Requirement: Leaving out the pictures, retype all the material exactly.

Extracted material:
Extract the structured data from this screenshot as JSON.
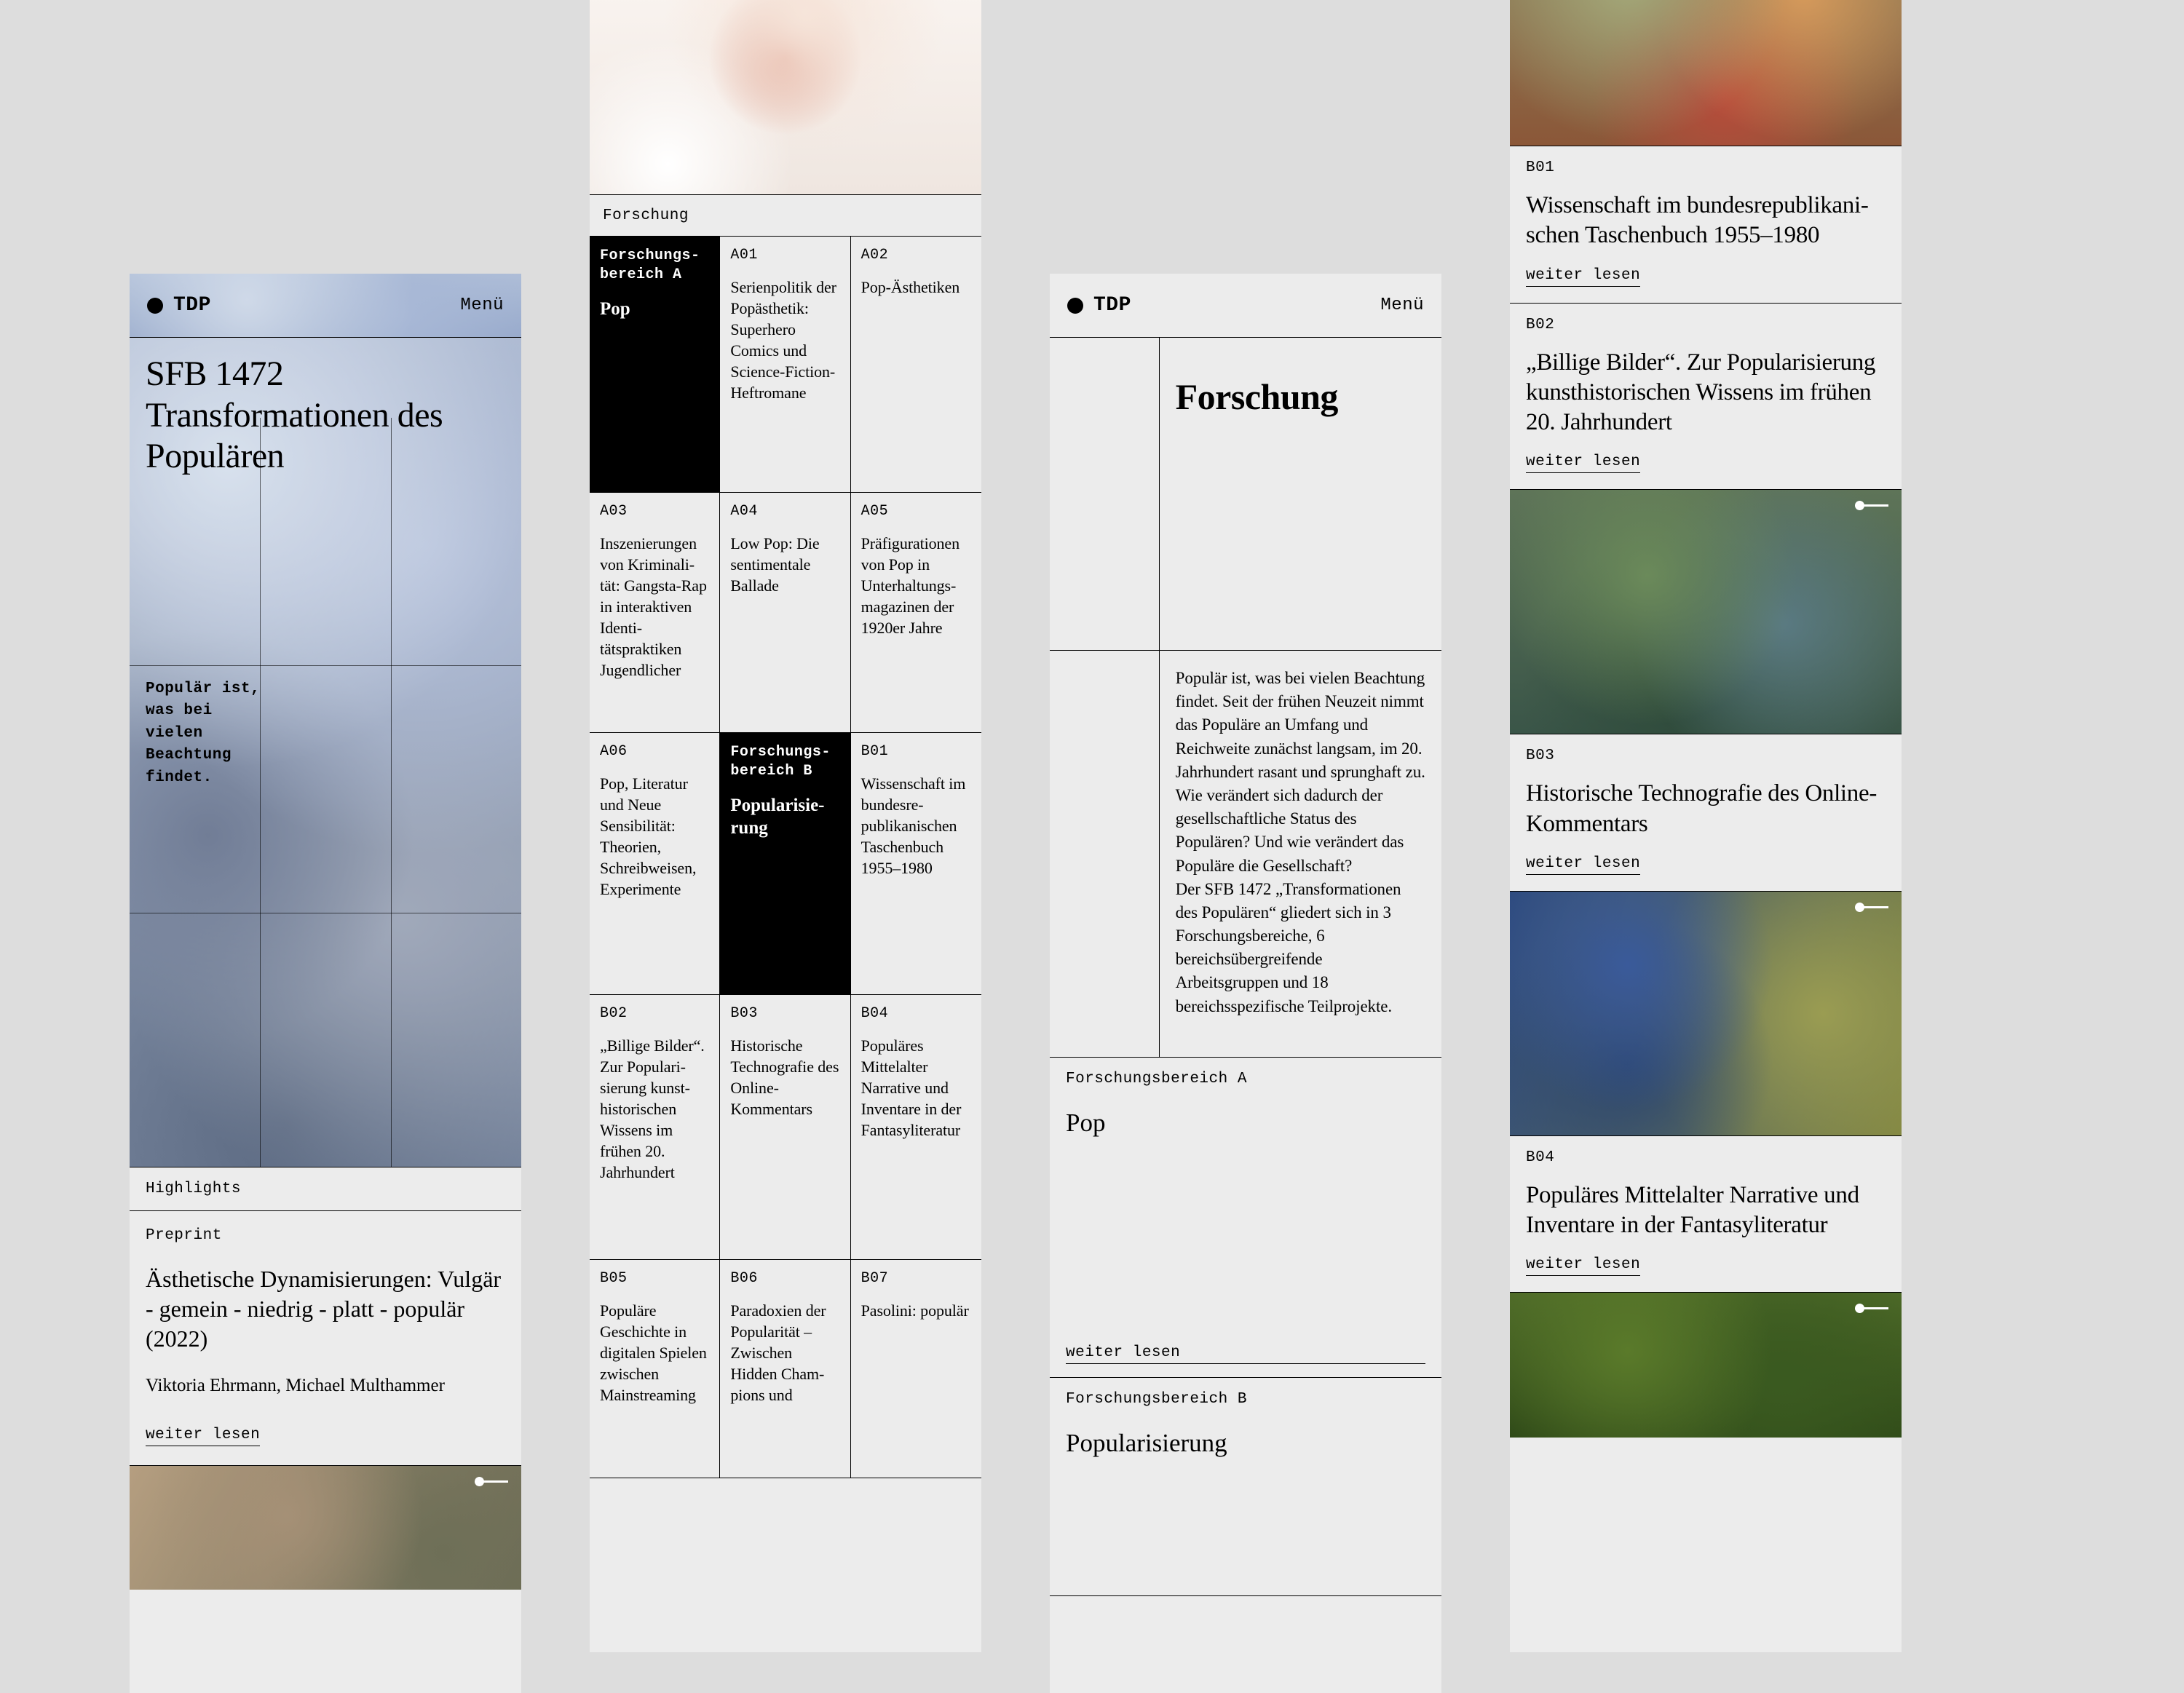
{
  "brand": "TDP",
  "menu_label": "Menü",
  "hero": {
    "title": "SFB 1472 Transformationen des Populären",
    "tagline_bold": "Populär ist, was bei vielen Beachtung findet."
  },
  "highlights_label": "Highlights",
  "highlight_card": {
    "kicker": "Preprint",
    "title": "Ästhetische Dynamisierungen: Vulgär - gemein - niedrig - platt - populär (2022)",
    "authors": "Viktoria Ehrmann, Michael Multhammer",
    "readmore": "weiter lesen"
  },
  "col2": {
    "section_label": "Forschung",
    "areaA_label": "Forschungs-\nbereich A",
    "areaA_name": "Pop",
    "areaB_label": "Forschungs-\nbereich B",
    "areaB_name": "Popularisie-\nrung",
    "cells": [
      {
        "code": "A01",
        "text": "Serienpolitik der Popästhe­tik: Superhero Comics und Science-Fiction-Heftro­mane"
      },
      {
        "code": "A02",
        "text": "Pop-Ästheti­ken"
      },
      {
        "code": "A03",
        "text": "Inszenierungen von Kriminali­tät: Gangsta-Rap in interak­tiven Identi­tätspraktiken Jugendlicher"
      },
      {
        "code": "A04",
        "text": "Low Pop: Die sentimentale Ballade"
      },
      {
        "code": "A05",
        "text": "Präfiguratio­nen von Pop in Unterhaltungs­magazinen der 1920er Jahre"
      },
      {
        "code": "A06",
        "text": "Pop, Literatur und Neue Sensibilität: Theorien, Schreibweisen, Experimente"
      },
      {
        "code": "B01",
        "text": "Wissenschaft im bundesre­publikanischen Taschenbuch 1955–1980"
      },
      {
        "code": "B02",
        "text": "„Billige Bilder“. Zur Populari­sierung kunst­historischen Wissens im frühen 20. Jahrhundert"
      },
      {
        "code": "B03",
        "text": "Historische Technografie des Online-Kommentars"
      },
      {
        "code": "B04",
        "text": "Populäres Mittelalter Narrative und Inventare in der Fantasylitera­tur"
      },
      {
        "code": "B05",
        "text": "Populäre Geschichte in digitalen Spie­len zwischen Mainstreaming"
      },
      {
        "code": "B06",
        "text": "Paradoxien der Popularität – Zwischen Hidden Cham­pions und"
      },
      {
        "code": "B07",
        "text": "Pasolini: popu­lär"
      }
    ]
  },
  "col3": {
    "heading": "Forschung",
    "body": "Populär ist, was bei vielen Beachtung findet. Seit der frühen Neuzeit nimmt das Populäre an Umfang und Reichweite zunächst langsam, im 20. Jahrhundert rasant und sprunghaft zu.\nWie verändert sich dadurch der gesellschaftliche Status des Populären? Und wie verändert das Populäre die Gesellschaft?\nDer SFB 1472 „Transformationen des Populären“ gliedert sich in 3 Forschungsbereiche, 6 bereichsübergreifende Arbeitsgruppen und 18 bereichsspezifische Teilprojekte.",
    "blockA_kicker": "Forschungsbereich A",
    "blockA_title": "Pop",
    "blockB_kicker": "Forschungsbereich B",
    "blockB_title": "Popularisierung",
    "readmore": "weiter lesen"
  },
  "col4": {
    "readmore": "weiter lesen",
    "cards": [
      {
        "code": "B01",
        "title": "Wissenschaft im bundesrepublikani­schen Taschenbuch 1955–1980"
      },
      {
        "code": "B02",
        "title": "„Billige Bilder“. Zur Popularisierung kunsthistorischen Wissens im frühen 20. Jahrhundert"
      },
      {
        "code": "B03",
        "title": "Historische Technografie des Online-Kommentars"
      },
      {
        "code": "B04",
        "title": "Populäres Mittelalter Narrative und Inventare in der Fantasyliteratur"
      }
    ]
  }
}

Complete answer:
Extract the structured data from this screenshot as JSON.
{
  "brand": "TDP",
  "menu_label": "Menü",
  "hero": {
    "title": "SFB 1472 Transformationen des Populären",
    "tagline_bold": "Populär ist, was bei vielen Beachtung findet."
  },
  "highlights_label": "Highlights",
  "highlight_card": {
    "kicker": "Preprint",
    "title": "Ästhetische Dynamisierungen: Vulgär - gemein - niedrig - platt - populär (2022)",
    "authors": "Viktoria Ehrmann, Michael Multhammer",
    "readmore": "weiter lesen"
  },
  "col2": {
    "section_label": "Forschung",
    "areaA_label": "Forschungs-\nbereich A",
    "areaA_name": "Pop",
    "areaB_label": "Forschungs-\nbereich B",
    "areaB_name": "Popularisie-\nrung",
    "cells": [
      {
        "code": "A01",
        "text": "Serienpolitik der Popästhe­tik: Superhero Comics und Science-Fiction-Heftro­mane"
      },
      {
        "code": "A02",
        "text": "Pop-Ästheti­ken"
      },
      {
        "code": "A03",
        "text": "Inszenierungen von Kriminali­tät: Gangsta-Rap in interak­tiven Identi­tätspraktiken Jugendlicher"
      },
      {
        "code": "A04",
        "text": "Low Pop: Die sentimentale Ballade"
      },
      {
        "code": "A05",
        "text": "Präfiguratio­nen von Pop in Unterhaltungs­magazinen der 1920er Jahre"
      },
      {
        "code": "A06",
        "text": "Pop, Literatur und Neue Sensibilität: Theorien, Schreibweisen, Experimente"
      },
      {
        "code": "B01",
        "text": "Wissenschaft im bundesre­publikanischen Taschenbuch 1955–1980"
      },
      {
        "code": "B02",
        "text": "„Billige Bilder“. Zur Populari­sierung kunst­historischen Wissens im frühen 20. Jahrhundert"
      },
      {
        "code": "B03",
        "text": "Historische Technografie des Online-Kommentars"
      },
      {
        "code": "B04",
        "text": "Populäres Mittelalter Narrative und Inventare in der Fantasylitera­tur"
      },
      {
        "code": "B05",
        "text": "Populäre Geschichte in digitalen Spie­len zwischen Mainstreaming"
      },
      {
        "code": "B06",
        "text": "Paradoxien der Popularität – Zwischen Hidden Cham­pions und"
      },
      {
        "code": "B07",
        "text": "Pasolini: popu­lär"
      }
    ]
  },
  "col3": {
    "heading": "Forschung",
    "body": "Populär ist, was bei vielen Beachtung findet. Seit der frühen Neuzeit nimmt das Populäre an Umfang und Reichweite zunächst langsam, im 20. Jahrhundert rasant und sprunghaft zu.\nWie verändert sich dadurch der gesellschaftliche Status des Populären? Und wie verändert das Populäre die Gesellschaft?\nDer SFB 1472 „Transformationen des Populären“ gliedert sich in 3 Forschungsbereiche, 6 bereichsübergreifende Arbeitsgruppen und 18 bereichsspezifische Teilprojekte.",
    "blockA_kicker": "Forschungsbereich A",
    "blockA_title": "Pop",
    "blockB_kicker": "Forschungsbereich B",
    "blockB_title": "Popularisierung",
    "readmore": "weiter lesen"
  },
  "col4": {
    "readmore": "weiter lesen",
    "cards": [
      {
        "code": "B01",
        "title": "Wissenschaft im bundesrepublikani­schen Taschenbuch 1955–1980"
      },
      {
        "code": "B02",
        "title": "„Billige Bilder“. Zur Popularisierung kunsthistorischen Wissens im frühen 20. Jahrhundert"
      },
      {
        "code": "B03",
        "title": "Historische Technografie des Online-Kommentars"
      },
      {
        "code": "B04",
        "title": "Populäres Mittelalter Narrative und Inventare in der Fantasyliteratur"
      }
    ]
  }
}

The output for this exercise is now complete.